The data -
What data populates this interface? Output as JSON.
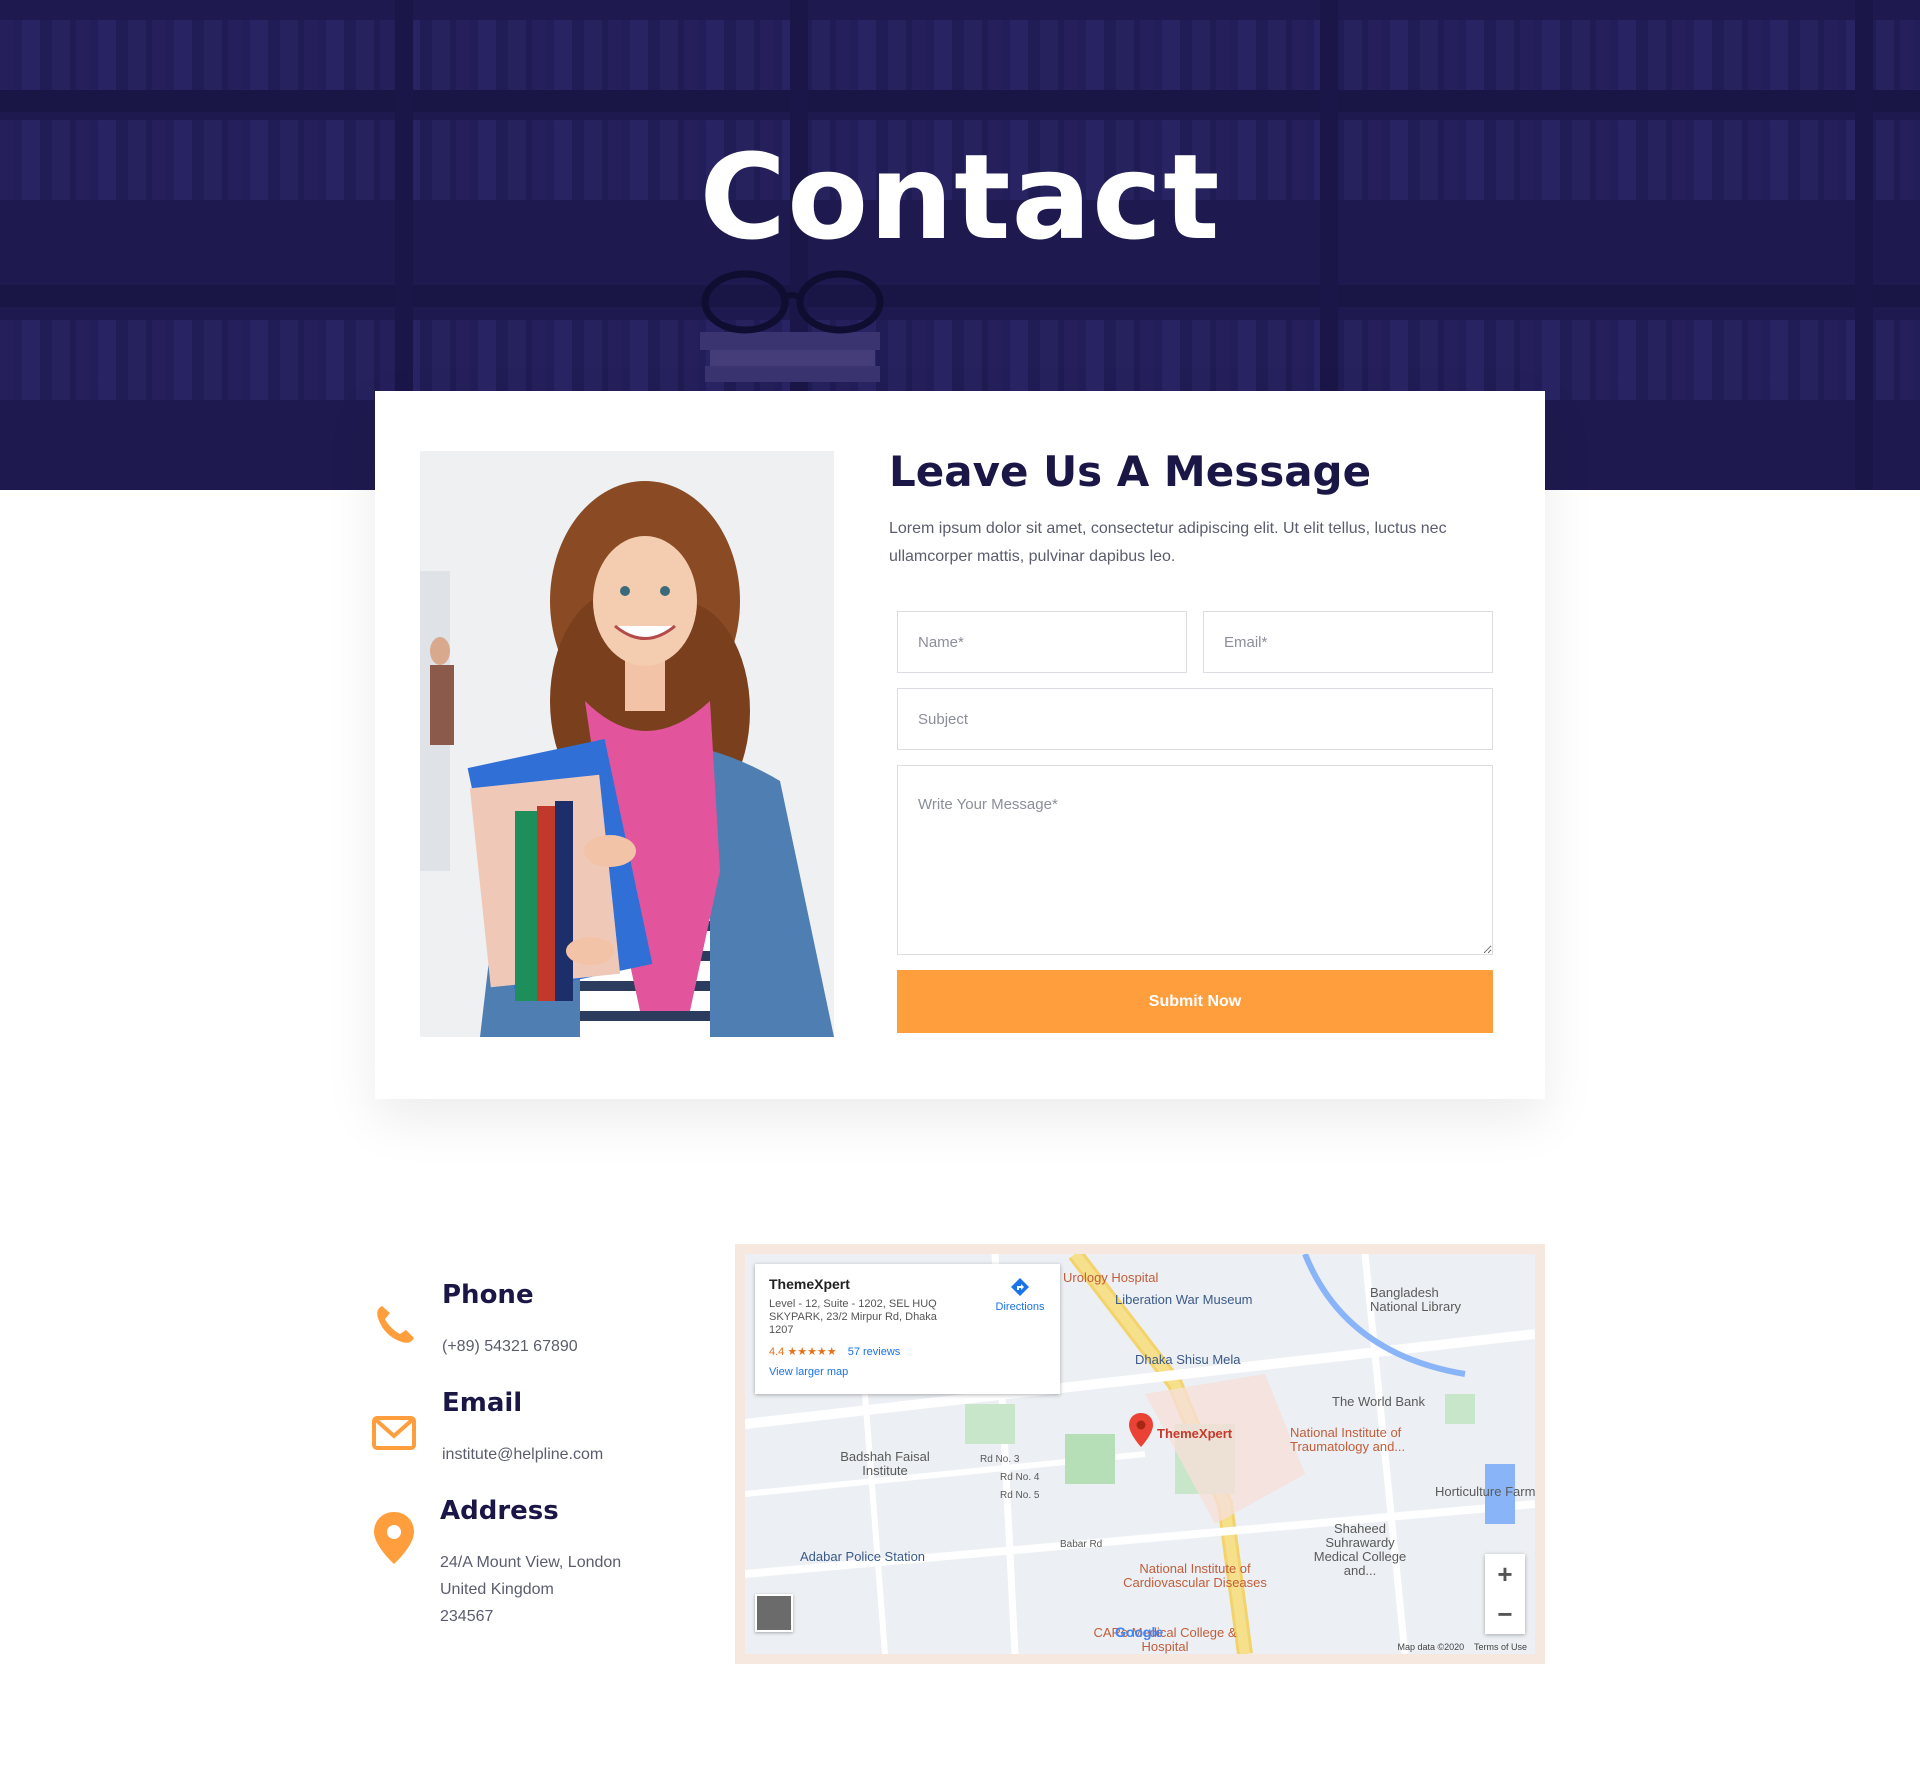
{
  "hero": {
    "title": "Contact"
  },
  "form": {
    "heading": "Leave Us A Message",
    "lead": "Lorem ipsum dolor sit amet, consectetur adipiscing elit. Ut elit tellus, luctus nec ullamcorper mattis, pulvinar dapibus leo.",
    "name_placeholder": "Name*",
    "email_placeholder": "Email*",
    "subject_placeholder": "Subject",
    "message_placeholder": "Write Your Message*",
    "submit_label": "Submit Now"
  },
  "contact": {
    "phone": {
      "title": "Phone",
      "value": "(+89) 54321 67890",
      "icon": "phone-icon"
    },
    "email": {
      "title": "Email",
      "value": "institute@helpline.com",
      "icon": "envelope-icon"
    },
    "address": {
      "title": "Address",
      "lines": [
        "24/A Mount View, London",
        "United Kingdom",
        "234567"
      ],
      "icon": "location-pin-icon"
    }
  },
  "map": {
    "place_name": "ThemeXpert",
    "place_address": "Level - 12, Suite - 1202, SEL HUQ SKYPARK, 23/2 Mirpur Rd, Dhaka 1207",
    "rating": "4.4 ★★★★★",
    "reviews": "57 reviews",
    "larger_map": "View larger map",
    "directions": "Directions",
    "marker_label": "ThemeXpert",
    "labels": {
      "urology": "Urology Hospital",
      "liberation": "Liberation War Museum",
      "library": "Bangladesh National Library",
      "shisu": "Dhaka Shisu Mela",
      "worldbank": "The World Bank",
      "traumatology": "National Institute of Traumatology and...",
      "badshah": "Badshah Faisal Institute",
      "horticulture": "Horticulture Farm",
      "suhrawardy": "Shaheed Suhrawardy Medical College and...",
      "adabar": "Adabar Police Station",
      "cardio": "National Institute of Cardiovascular Diseases",
      "care": "CARe Medical College & Hospital",
      "rd3": "Rd No. 3",
      "rd4": "Rd No. 4",
      "rd5": "Rd No. 5",
      "babar": "Babar Rd"
    },
    "zoom_in": "+",
    "zoom_out": "−",
    "google": "Google",
    "map_data": "Map data ©2020",
    "terms": "Terms of Use"
  },
  "colors": {
    "accent": "#ff9e3d",
    "navy": "#1a1747",
    "hero_bg": "#1e1b4b"
  }
}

Task description -
Write out the entries again, exactly as given, skipping any images.

Exercise solution -
What data populates this interface? Output as JSON.
{
  "hero": {
    "title": "Contact"
  },
  "form": {
    "heading": "Leave Us A Message",
    "lead": "Lorem ipsum dolor sit amet, consectetur adipiscing elit. Ut elit tellus, luctus nec ullamcorper mattis, pulvinar dapibus leo.",
    "name_placeholder": "Name*",
    "email_placeholder": "Email*",
    "subject_placeholder": "Subject",
    "message_placeholder": "Write Your Message*",
    "submit_label": "Submit Now"
  },
  "contact": {
    "phone": {
      "title": "Phone",
      "value": "(+89) 54321 67890",
      "icon": "phone-icon"
    },
    "email": {
      "title": "Email",
      "value": "institute@helpline.com",
      "icon": "envelope-icon"
    },
    "address": {
      "title": "Address",
      "lines": [
        "24/A Mount View, London",
        "United Kingdom",
        "234567"
      ],
      "icon": "location-pin-icon"
    }
  },
  "map": {
    "place_name": "ThemeXpert",
    "place_address": "Level - 12, Suite - 1202, SEL HUQ SKYPARK, 23/2 Mirpur Rd, Dhaka 1207",
    "rating": "4.4 ★★★★★",
    "reviews": "57 reviews",
    "larger_map": "View larger map",
    "directions": "Directions",
    "marker_label": "ThemeXpert",
    "labels": {
      "urology": "Urology Hospital",
      "liberation": "Liberation War Museum",
      "library": "Bangladesh National Library",
      "shisu": "Dhaka Shisu Mela",
      "worldbank": "The World Bank",
      "traumatology": "National Institute of Traumatology and...",
      "badshah": "Badshah Faisal Institute",
      "horticulture": "Horticulture Farm",
      "suhrawardy": "Shaheed Suhrawardy Medical College and...",
      "adabar": "Adabar Police Station",
      "cardio": "National Institute of Cardiovascular Diseases",
      "care": "CARe Medical College & Hospital",
      "rd3": "Rd No. 3",
      "rd4": "Rd No. 4",
      "rd5": "Rd No. 5",
      "babar": "Babar Rd"
    },
    "zoom_in": "+",
    "zoom_out": "−",
    "google": "Google",
    "map_data": "Map data ©2020",
    "terms": "Terms of Use"
  },
  "colors": {
    "accent": "#ff9e3d",
    "navy": "#1a1747",
    "hero_bg": "#1e1b4b"
  }
}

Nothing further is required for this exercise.